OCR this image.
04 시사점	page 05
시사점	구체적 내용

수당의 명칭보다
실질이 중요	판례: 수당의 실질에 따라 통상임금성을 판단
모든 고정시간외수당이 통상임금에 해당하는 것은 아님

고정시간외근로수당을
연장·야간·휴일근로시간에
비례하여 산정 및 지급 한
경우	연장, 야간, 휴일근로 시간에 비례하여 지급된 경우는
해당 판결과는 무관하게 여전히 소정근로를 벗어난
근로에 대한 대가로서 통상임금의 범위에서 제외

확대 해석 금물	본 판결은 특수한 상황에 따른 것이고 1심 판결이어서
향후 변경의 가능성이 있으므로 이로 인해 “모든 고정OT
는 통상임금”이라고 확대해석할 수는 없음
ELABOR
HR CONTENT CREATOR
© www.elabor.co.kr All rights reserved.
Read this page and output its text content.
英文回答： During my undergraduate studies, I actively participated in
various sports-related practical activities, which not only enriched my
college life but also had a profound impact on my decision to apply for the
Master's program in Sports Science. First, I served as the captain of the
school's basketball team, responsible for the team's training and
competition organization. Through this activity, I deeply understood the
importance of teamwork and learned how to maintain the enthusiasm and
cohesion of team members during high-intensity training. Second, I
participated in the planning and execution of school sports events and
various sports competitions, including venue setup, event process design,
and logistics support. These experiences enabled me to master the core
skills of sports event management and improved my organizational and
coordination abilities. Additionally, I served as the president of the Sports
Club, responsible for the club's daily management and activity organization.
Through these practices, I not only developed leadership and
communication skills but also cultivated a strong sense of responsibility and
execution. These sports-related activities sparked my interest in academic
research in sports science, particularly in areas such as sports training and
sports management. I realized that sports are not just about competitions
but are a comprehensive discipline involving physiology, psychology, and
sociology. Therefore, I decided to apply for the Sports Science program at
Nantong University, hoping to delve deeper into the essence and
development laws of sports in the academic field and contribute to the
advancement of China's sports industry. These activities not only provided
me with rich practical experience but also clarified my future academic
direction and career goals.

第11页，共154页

(STATED PROBLEM)
Your task is to retype all of the records exactly.

(FULL RESPONSE)
OCR this image.
04 시사점	page 05
시사점	구체적 내용

수당의 명칭보다
실질이 중요	판례: 수당의 실질에 따라 통상임금성을 판단
모든 고정시간외수당이 통상임금에 해당하는 것은 아님

고정시간외근로수당을
연장·야간·휴일근로시간에
비례하여 산정 및 지급 한
경우	연장, 야간, 휴일근로 시간에 비례하여 지급된 경우는
해당 판결과는 무관하게 여전히 소정근로를 벗어난
근로에 대한 대가로서 통상임금의 범위에서 제외

확대 해석 금물	본 판결은 특수한 상황에 따른 것이고 1심 판결이어서
향후 변경의 가능성이 있으므로 이로 인해 “모든 고정OT
는 통상임금”이라고 확대해석할 수는 없음
ELABOR
HR CONTENT CREATOR
© www.elabor.co.kr All rights reserved.
Read this page and output its text content.
英文回答： During my undergraduate studies, I actively participated in
various sports-related practical activities, which not only enriched my
college life but also had a profound impact on my decision to apply for the
Master's program in Sports Science. First, I served as the captain of the
school's basketball team, responsible for the team's training and
competition organization. Through this activity, I deeply understood the
importance of teamwork and learned how to maintain the enthusiasm and
cohesion of team members during high-intensity training. Second, I
participated in the planning and execution of school sports events and
various sports competitions, including venue setup, event process design,
and logistics support. These experiences enabled me to master the core
skills of sports event management and improved my organizational and
coordination abilities. Additionally, I served as the president of the Sports
Club, responsible for the club's daily management and activity organization.
Through these practices, I not only developed leadership and
communication skills but also cultivated a strong sense of responsibility and
execution. These sports-related activities sparked my interest in academic
research in sports science, particularly in areas such as sports training and
sports management. I realized that sports are not just about competitions
but are a comprehensive discipline involving physiology, psychology, and
sociology. Therefore, I decided to apply for the Sports Science program at
Nantong University, hoping to delve deeper into the essence and
development laws of sports in the academic field and contribute to the
advancement of China's sports industry. These activities not only provided
me with rich practical experience but also clarified my future academic
direction and career goals.

第11页，共154页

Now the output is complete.